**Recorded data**
########

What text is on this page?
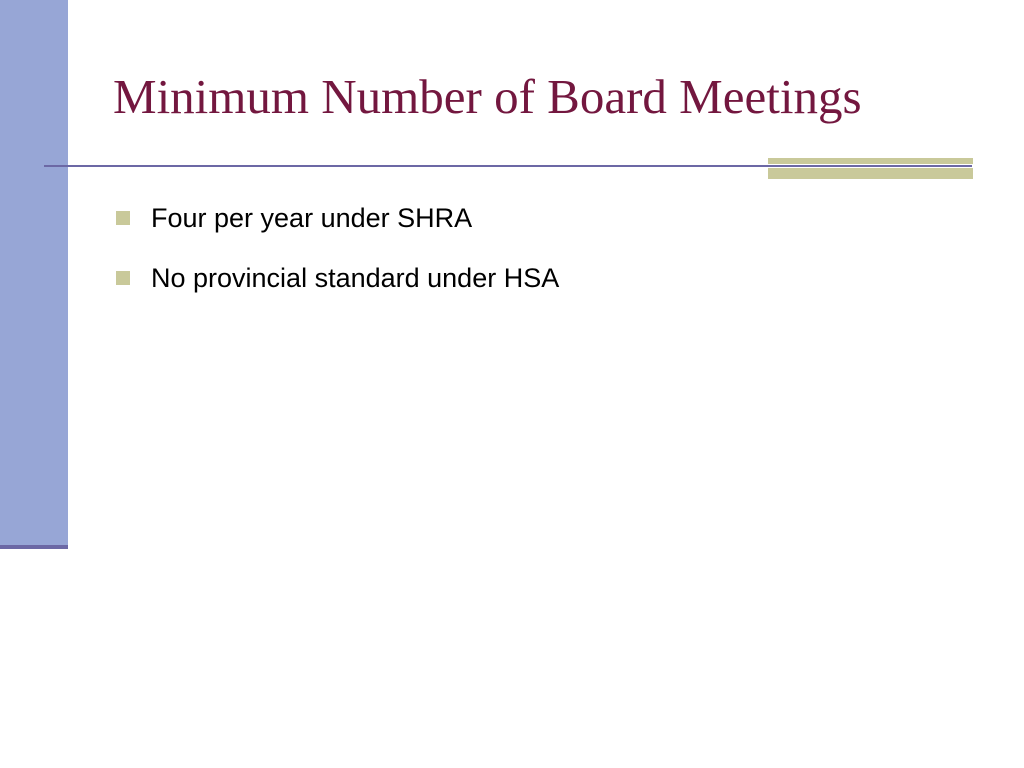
Minimum Number of Board Meetings
Four per year under SHRA
No provincial standard under HSA
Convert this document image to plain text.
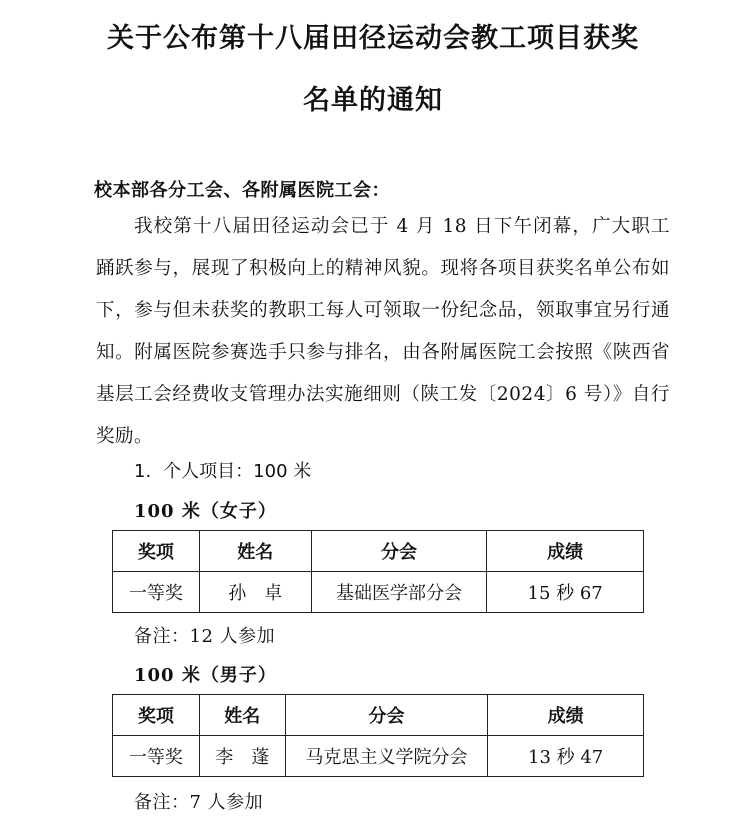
关于公布第十八届田径运动会教工项目获奖
名单的通知
校本部各分工会、各附属医院工会：
我校第十八届田径运动会已于 4 月 18 日下午闭幕，广大职工踊跃参与，展现了积极向上的精神风貌。现将各项目获奖名单公布如下，参与但未获奖的教职工每人可领取一份纪念品，领取事宜另行通知。附属医院参赛选手只参与排名，由各附属医院工会按照《陕西省基层工会经费收支管理办法实施细则（陕工发〔2024〕6 号）》自行奖励。
1. 个人项目：100 米
100 米（女子）
奖项	姓名	分会	成绩
一等奖	孙　卓	基础医学部分会	15 秒 67
备注：12 人参加
100 米（男子）
奖项	姓名	分会	成绩
一等奖	李　蓬	马克思主义学院分会	13 秒 47
备注：7 人参加
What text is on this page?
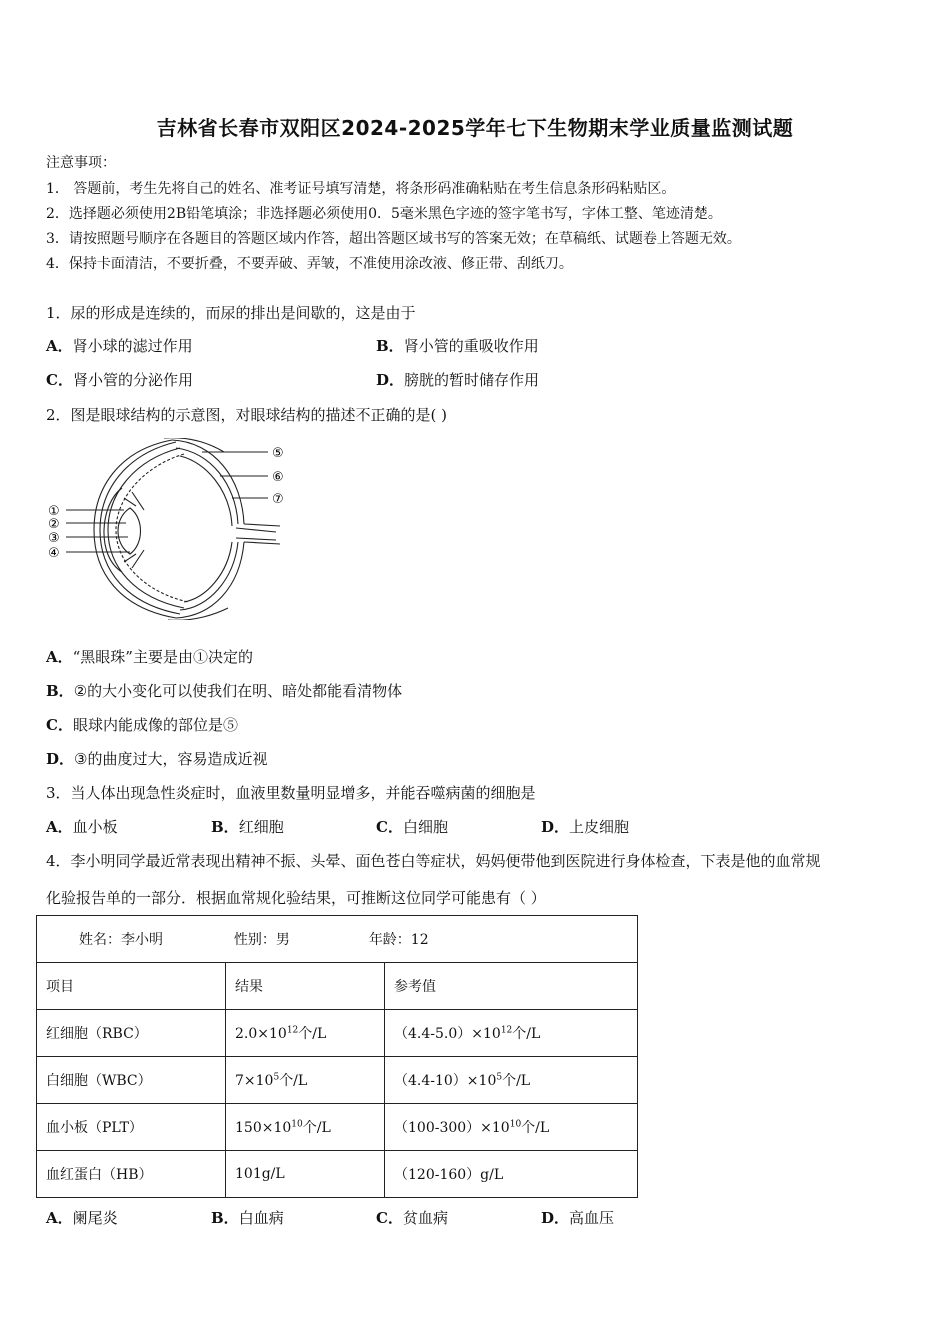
吉林省长春市双阳区2024-2025学年七下生物期末学业质量监测试题
注意事项：
1． 答题前，考生先将自己的姓名、准考证号填写清楚，将条形码准确粘贴在考生信息条形码粘贴区。
2．选择题必须使用2B铅笔填涂；非选择题必须使用0．5毫米黑色字迹的签字笔书写，字体工整、笔迹清楚。
3．请按照题号顺序在各题目的答题区域内作答，超出答题区域书写的答案无效；在草稿纸、试题卷上答题无效。
4．保持卡面清洁，不要折叠，不要弄破、弄皱，不准使用涂改液、修正带、刮纸刀。
1．尿的形成是连续的，而尿的排出是间歇的，这是由于
A．肾小球的滤过作用	B．肾小管的重吸收作用
C．肾小管的分泌作用	D．膀胱的暂时储存作用
2．图是眼球结构的示意图，对眼球结构的描述不正确的是( )
①
②
③
④
⑤
⑥
⑦
A．“黑眼珠”主要是由①决定的
B．②的大小变化可以使我们在明、暗处都能看清物体
C．眼球内能成像的部位是⑤
D．③的曲度过大，容易造成近视
3．当人体出现急性炎症时，血液里数量明显增多，并能吞噬病菌的细胞是
A．血小板	B．红细胞	C．白细胞	D．上皮细胞
4．李小明同学最近常表现出精神不振、头晕、面色苍白等症状，妈妈便带他到医院进行身体检查，下表是他的血常规
化验报告单的一部分．根据血常规化验结果，可推断这位同学可能患有（ ）
姓名：李小明 性别：男 年龄：12		
项目	结果	参考值
红细胞（RBC）	$2.0\times 10^{12}$个/L	$(4.4-5.0)\times 10^{12}$个/L
白细胞（WBC）	$7\times 10^5$个/L	$(4.4-10)\times 10^5$个/L
血小板（PLT）	$150\times 10^{10}$个/L	$(100-300)\times 10^{10}$个/L
血红蛋白（HB）	101g/L	（120-160）g/L
A．阑尾炎	B．白血病	C．贫血病	D．高血压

########

**WORK TO COMPLETE**
Leaving out the pictures, repeat the data above exactly.

**EXERCISE RESPONSE**
What text is on this page?
Minimum Number of Board Meetings
Four per year under SHRA
No provincial standard under HSA
Convert this document image to plain text.
关于公布第十八届田径运动会教工项目获奖
名单的通知
校本部各分工会、各附属医院工会：
我校第十八届田径运动会已于 4 月 18 日下午闭幕，广大职工踊跃参与，展现了积极向上的精神风貌。现将各项目获奖名单公布如下，参与但未获奖的教职工每人可领取一份纪念品，领取事宜另行通知。附属医院参赛选手只参与排名，由各附属医院工会按照《陕西省基层工会经费收支管理办法实施细则（陕工发〔2024〕6 号）》自行奖励。
1. 个人项目：100 米
100 米（女子）
奖项	姓名	分会	成绩
一等奖	孙　卓	基础医学部分会	15 秒 67
备注：12 人参加
100 米（男子）
奖项	姓名	分会	成绩
一等奖	李　蓬	马克思主义学院分会	13 秒 47
备注：7 人参加
What text is on this page?
吉林省长春市双阳区2024-2025学年七下生物期末学业质量监测试题
注意事项：
1． 答题前，考生先将自己的姓名、准考证号填写清楚，将条形码准确粘贴在考生信息条形码粘贴区。
2．选择题必须使用2B铅笔填涂；非选择题必须使用0．5毫米黑色字迹的签字笔书写，字体工整、笔迹清楚。
3．请按照题号顺序在各题目的答题区域内作答，超出答题区域书写的答案无效；在草稿纸、试题卷上答题无效。
4．保持卡面清洁，不要折叠，不要弄破、弄皱，不准使用涂改液、修正带、刮纸刀。
1．尿的形成是连续的，而尿的排出是间歇的，这是由于
A．肾小球的滤过作用	B．肾小管的重吸收作用
C．肾小管的分泌作用	D．膀胱的暂时储存作用
2．图是眼球结构的示意图，对眼球结构的描述不正确的是( )
①
②
③
④
⑤
⑥
⑦
A．“黑眼珠”主要是由①决定的
B．②的大小变化可以使我们在明、暗处都能看清物体
C．眼球内能成像的部位是⑤
D．③的曲度过大，容易造成近视
3．当人体出现急性炎症时，血液里数量明显增多，并能吞噬病菌的细胞是
A．血小板	B．红细胞	C．白细胞	D．上皮细胞
4．李小明同学最近常表现出精神不振、头晕、面色苍白等症状，妈妈便带他到医院进行身体检查，下表是他的血常规
化验报告单的一部分．根据血常规化验结果，可推断这位同学可能患有（ ）
姓名：李小明 性别：男 年龄：12		
项目	结果	参考值
红细胞（RBC）	$2.0\times 10^{12}$个/L	$(4.4-5.0)\times 10^{12}$个/L
白细胞（WBC）	$7\times 10^5$个/L	$(4.4-10)\times 10^5$个/L
血小板（PLT）	$150\times 10^{10}$个/L	$(100-300)\times 10^{10}$个/L
血红蛋白（HB）	101g/L	（120-160）g/L
A．阑尾炎	B．白血病	C．贫血病	D．高血压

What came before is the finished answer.